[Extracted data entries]
◇ ◇ ◇ ◇ ◇ ◇ ◇
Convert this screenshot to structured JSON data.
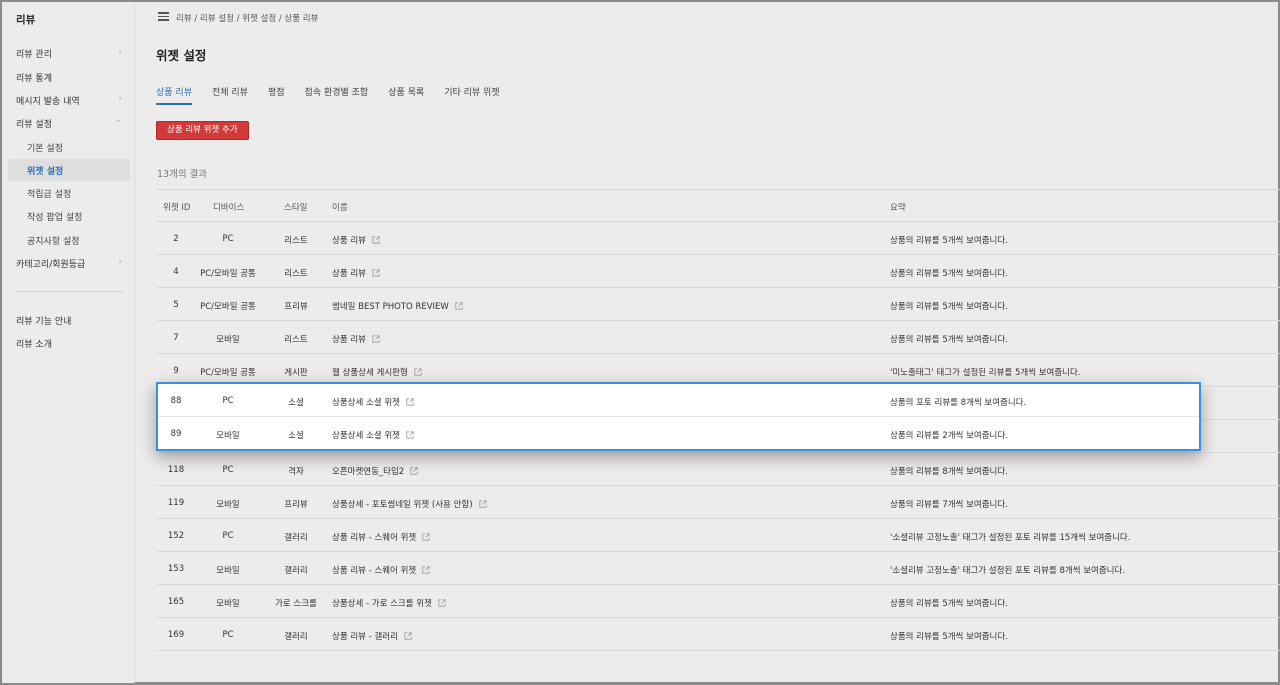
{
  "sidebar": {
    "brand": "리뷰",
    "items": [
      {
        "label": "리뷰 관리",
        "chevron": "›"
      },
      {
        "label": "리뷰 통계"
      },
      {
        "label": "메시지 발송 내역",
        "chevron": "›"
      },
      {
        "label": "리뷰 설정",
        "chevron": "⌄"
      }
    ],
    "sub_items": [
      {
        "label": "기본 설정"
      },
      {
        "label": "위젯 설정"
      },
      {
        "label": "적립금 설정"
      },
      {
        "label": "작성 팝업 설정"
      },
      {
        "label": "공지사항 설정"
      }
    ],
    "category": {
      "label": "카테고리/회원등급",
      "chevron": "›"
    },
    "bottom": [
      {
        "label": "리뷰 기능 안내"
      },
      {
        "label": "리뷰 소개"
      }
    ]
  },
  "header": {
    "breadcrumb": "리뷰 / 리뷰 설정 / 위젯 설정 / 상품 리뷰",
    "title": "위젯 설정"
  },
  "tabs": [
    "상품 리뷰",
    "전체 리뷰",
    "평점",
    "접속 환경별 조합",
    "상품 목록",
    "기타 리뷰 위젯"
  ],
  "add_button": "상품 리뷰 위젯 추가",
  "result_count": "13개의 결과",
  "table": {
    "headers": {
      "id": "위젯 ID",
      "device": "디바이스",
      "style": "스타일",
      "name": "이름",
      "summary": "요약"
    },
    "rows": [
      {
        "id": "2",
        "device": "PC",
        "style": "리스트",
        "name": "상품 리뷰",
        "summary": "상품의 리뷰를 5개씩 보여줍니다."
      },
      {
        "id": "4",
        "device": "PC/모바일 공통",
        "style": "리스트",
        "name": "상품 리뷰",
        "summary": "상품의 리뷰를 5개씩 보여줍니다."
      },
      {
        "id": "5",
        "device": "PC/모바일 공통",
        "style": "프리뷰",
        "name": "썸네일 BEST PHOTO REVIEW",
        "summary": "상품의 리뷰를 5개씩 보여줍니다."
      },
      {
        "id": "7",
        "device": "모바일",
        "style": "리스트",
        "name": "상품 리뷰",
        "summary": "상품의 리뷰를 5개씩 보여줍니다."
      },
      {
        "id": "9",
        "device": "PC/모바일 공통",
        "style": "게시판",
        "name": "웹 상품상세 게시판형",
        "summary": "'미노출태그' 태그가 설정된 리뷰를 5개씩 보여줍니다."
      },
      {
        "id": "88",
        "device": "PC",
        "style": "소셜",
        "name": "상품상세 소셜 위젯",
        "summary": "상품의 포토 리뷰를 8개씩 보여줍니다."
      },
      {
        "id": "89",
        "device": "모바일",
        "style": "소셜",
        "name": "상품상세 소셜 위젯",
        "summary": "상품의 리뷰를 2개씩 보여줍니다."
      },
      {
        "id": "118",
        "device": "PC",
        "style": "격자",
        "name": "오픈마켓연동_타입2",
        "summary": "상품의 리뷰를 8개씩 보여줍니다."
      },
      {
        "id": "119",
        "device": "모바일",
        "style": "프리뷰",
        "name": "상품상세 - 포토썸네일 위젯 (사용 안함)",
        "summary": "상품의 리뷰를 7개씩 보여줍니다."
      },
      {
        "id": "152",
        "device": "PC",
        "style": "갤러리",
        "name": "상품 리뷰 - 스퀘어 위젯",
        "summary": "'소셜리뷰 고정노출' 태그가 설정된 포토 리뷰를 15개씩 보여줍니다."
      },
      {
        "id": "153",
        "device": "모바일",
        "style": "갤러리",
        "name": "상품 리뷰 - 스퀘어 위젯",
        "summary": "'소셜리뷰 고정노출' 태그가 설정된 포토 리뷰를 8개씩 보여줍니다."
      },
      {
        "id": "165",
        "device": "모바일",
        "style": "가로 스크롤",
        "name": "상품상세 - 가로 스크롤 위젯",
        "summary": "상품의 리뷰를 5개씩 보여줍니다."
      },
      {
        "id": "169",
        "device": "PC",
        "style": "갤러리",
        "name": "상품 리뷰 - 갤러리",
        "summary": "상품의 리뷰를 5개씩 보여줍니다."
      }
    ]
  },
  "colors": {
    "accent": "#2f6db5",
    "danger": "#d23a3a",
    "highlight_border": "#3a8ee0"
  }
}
◇ ◇ ◇ ◇ ◇ ◇ ◇
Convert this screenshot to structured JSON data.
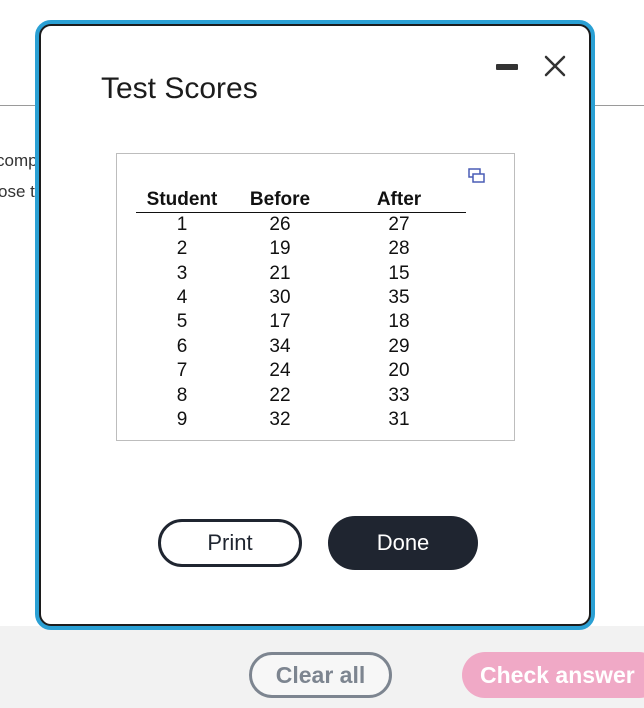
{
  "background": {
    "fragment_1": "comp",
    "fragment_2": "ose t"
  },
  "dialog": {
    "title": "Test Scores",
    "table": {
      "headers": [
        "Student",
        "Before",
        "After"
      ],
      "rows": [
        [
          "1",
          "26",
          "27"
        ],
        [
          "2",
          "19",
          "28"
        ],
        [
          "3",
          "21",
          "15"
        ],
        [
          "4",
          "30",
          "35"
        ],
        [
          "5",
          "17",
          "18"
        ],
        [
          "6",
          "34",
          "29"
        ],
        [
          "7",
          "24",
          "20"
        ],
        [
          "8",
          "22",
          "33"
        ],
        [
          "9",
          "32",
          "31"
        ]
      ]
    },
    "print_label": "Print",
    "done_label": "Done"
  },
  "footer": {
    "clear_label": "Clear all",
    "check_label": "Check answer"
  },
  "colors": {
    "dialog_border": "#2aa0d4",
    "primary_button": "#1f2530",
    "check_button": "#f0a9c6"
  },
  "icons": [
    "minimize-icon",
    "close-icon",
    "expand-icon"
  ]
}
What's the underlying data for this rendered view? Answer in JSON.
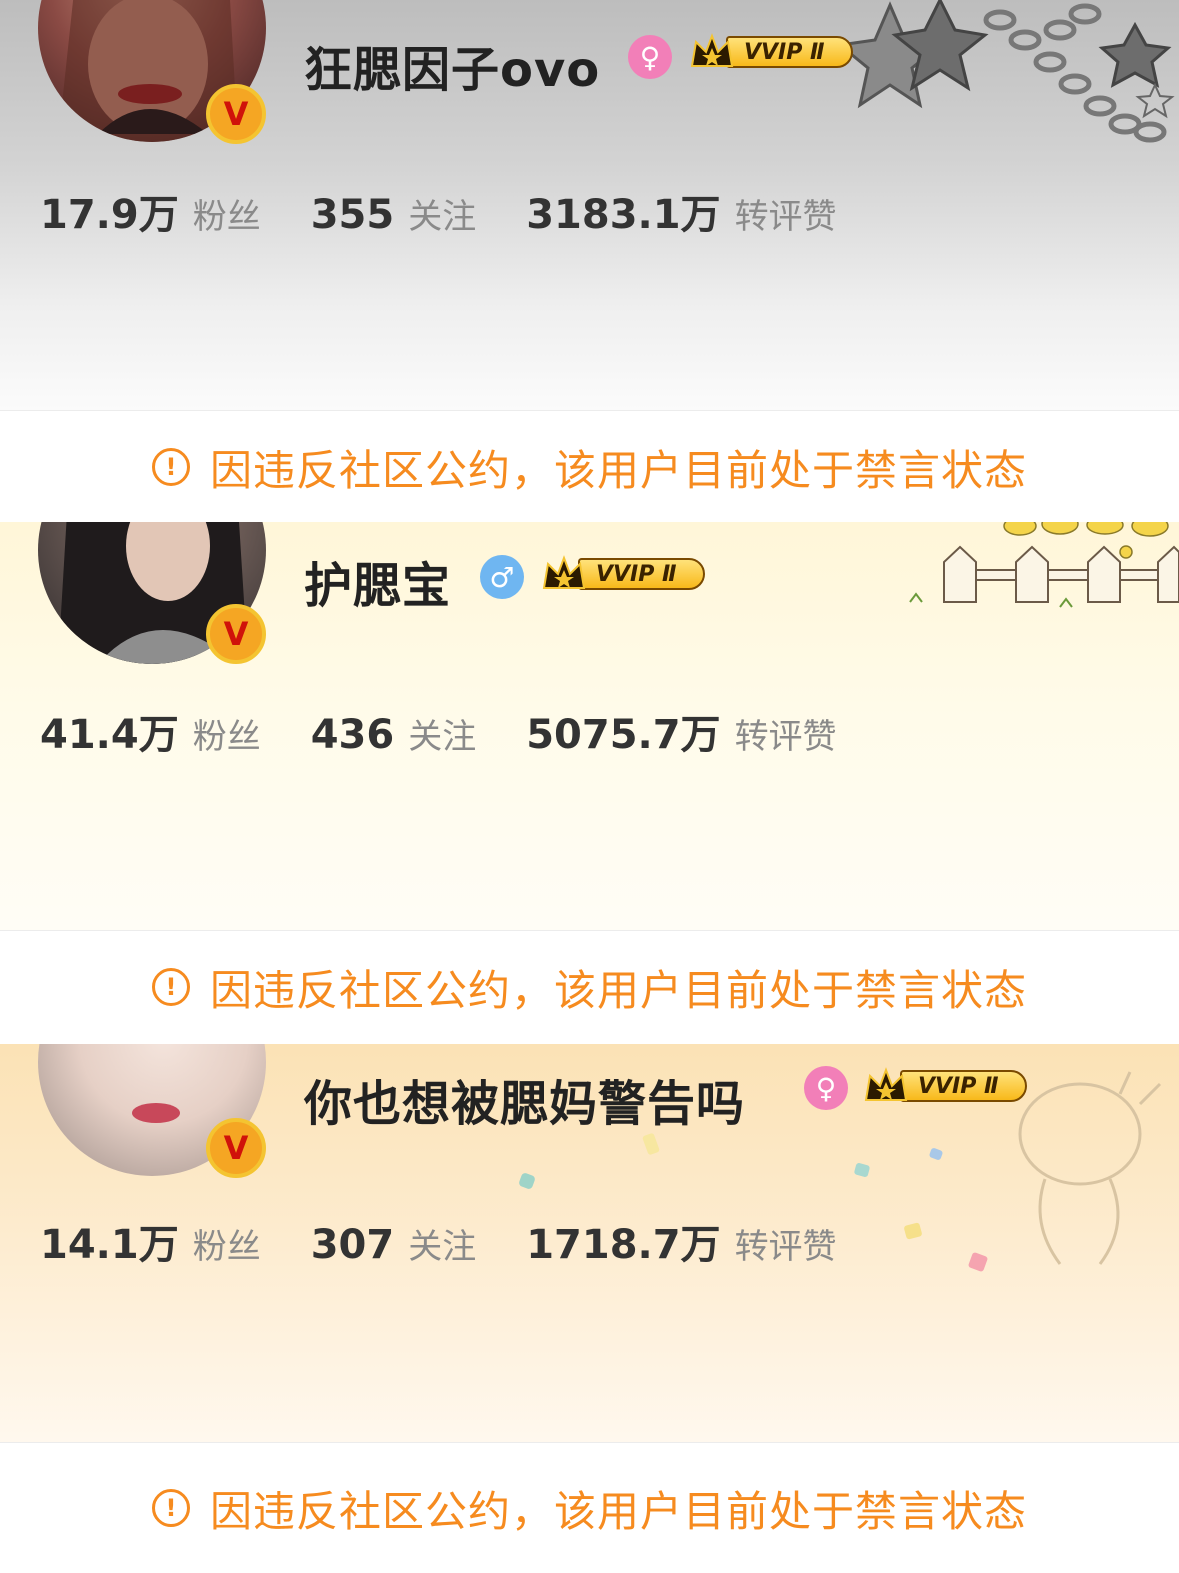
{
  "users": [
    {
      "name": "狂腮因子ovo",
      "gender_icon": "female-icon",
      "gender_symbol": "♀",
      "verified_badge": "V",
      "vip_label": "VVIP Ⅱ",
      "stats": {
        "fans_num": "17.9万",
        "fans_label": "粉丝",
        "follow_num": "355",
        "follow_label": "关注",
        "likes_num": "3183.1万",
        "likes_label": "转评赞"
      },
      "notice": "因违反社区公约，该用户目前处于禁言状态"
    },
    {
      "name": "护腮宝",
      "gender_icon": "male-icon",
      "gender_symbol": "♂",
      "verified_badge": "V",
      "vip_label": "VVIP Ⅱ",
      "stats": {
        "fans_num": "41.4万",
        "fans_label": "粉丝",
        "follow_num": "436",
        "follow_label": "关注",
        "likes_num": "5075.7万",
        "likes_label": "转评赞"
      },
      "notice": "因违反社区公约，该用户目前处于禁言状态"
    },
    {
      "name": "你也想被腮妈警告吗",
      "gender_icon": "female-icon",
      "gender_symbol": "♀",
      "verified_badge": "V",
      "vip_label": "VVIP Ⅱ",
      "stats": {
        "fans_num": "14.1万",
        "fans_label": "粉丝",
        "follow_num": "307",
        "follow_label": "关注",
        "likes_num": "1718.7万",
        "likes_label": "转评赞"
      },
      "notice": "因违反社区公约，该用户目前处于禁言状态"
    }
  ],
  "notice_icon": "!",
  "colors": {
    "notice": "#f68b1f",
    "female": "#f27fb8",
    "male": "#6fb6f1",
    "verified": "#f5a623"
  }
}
◇ ◇ ◇ ◇ ◇ ◇ ◇
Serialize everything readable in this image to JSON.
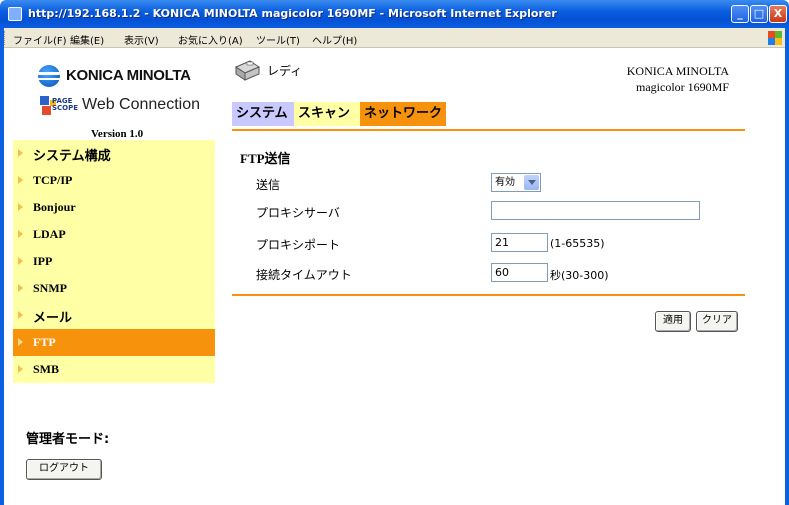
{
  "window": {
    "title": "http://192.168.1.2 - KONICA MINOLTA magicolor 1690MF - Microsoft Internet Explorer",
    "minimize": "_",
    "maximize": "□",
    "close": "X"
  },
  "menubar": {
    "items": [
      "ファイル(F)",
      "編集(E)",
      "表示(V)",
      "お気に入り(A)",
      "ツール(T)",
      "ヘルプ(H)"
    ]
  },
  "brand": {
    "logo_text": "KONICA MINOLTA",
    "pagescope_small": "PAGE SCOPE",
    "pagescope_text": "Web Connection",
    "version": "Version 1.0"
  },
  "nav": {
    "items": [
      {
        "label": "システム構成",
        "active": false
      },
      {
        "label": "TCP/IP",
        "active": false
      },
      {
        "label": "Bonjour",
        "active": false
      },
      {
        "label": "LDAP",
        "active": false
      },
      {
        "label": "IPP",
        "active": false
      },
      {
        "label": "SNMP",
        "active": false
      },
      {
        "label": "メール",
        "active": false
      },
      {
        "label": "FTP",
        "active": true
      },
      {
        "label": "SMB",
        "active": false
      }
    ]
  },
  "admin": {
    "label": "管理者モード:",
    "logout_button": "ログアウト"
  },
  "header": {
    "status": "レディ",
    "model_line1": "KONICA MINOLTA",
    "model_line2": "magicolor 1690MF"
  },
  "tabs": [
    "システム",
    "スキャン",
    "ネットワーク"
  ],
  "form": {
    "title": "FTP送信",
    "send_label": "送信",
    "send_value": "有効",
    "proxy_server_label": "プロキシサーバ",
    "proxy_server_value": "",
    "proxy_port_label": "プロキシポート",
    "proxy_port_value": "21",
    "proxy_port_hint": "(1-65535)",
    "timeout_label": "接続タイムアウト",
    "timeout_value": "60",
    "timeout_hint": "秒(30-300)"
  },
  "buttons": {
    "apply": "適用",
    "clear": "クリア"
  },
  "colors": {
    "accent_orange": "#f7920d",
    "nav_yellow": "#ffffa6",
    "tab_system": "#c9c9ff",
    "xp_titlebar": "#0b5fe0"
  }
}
◇ ◇ ◇ ◇ ◇ ◇ ◇
_Do this_
Find the lines above that contain the word "고정노출" and collect them.

_Result of this exercise_
        "summary": "'소셜리뷰 고정노출' 태그가 설정된 포토 리뷰를 15개씩 보여줍니다."
        "summary": "'소셜리뷰 고정노출' 태그가 설정된 포토 리뷰를 8개씩 보여줍니다."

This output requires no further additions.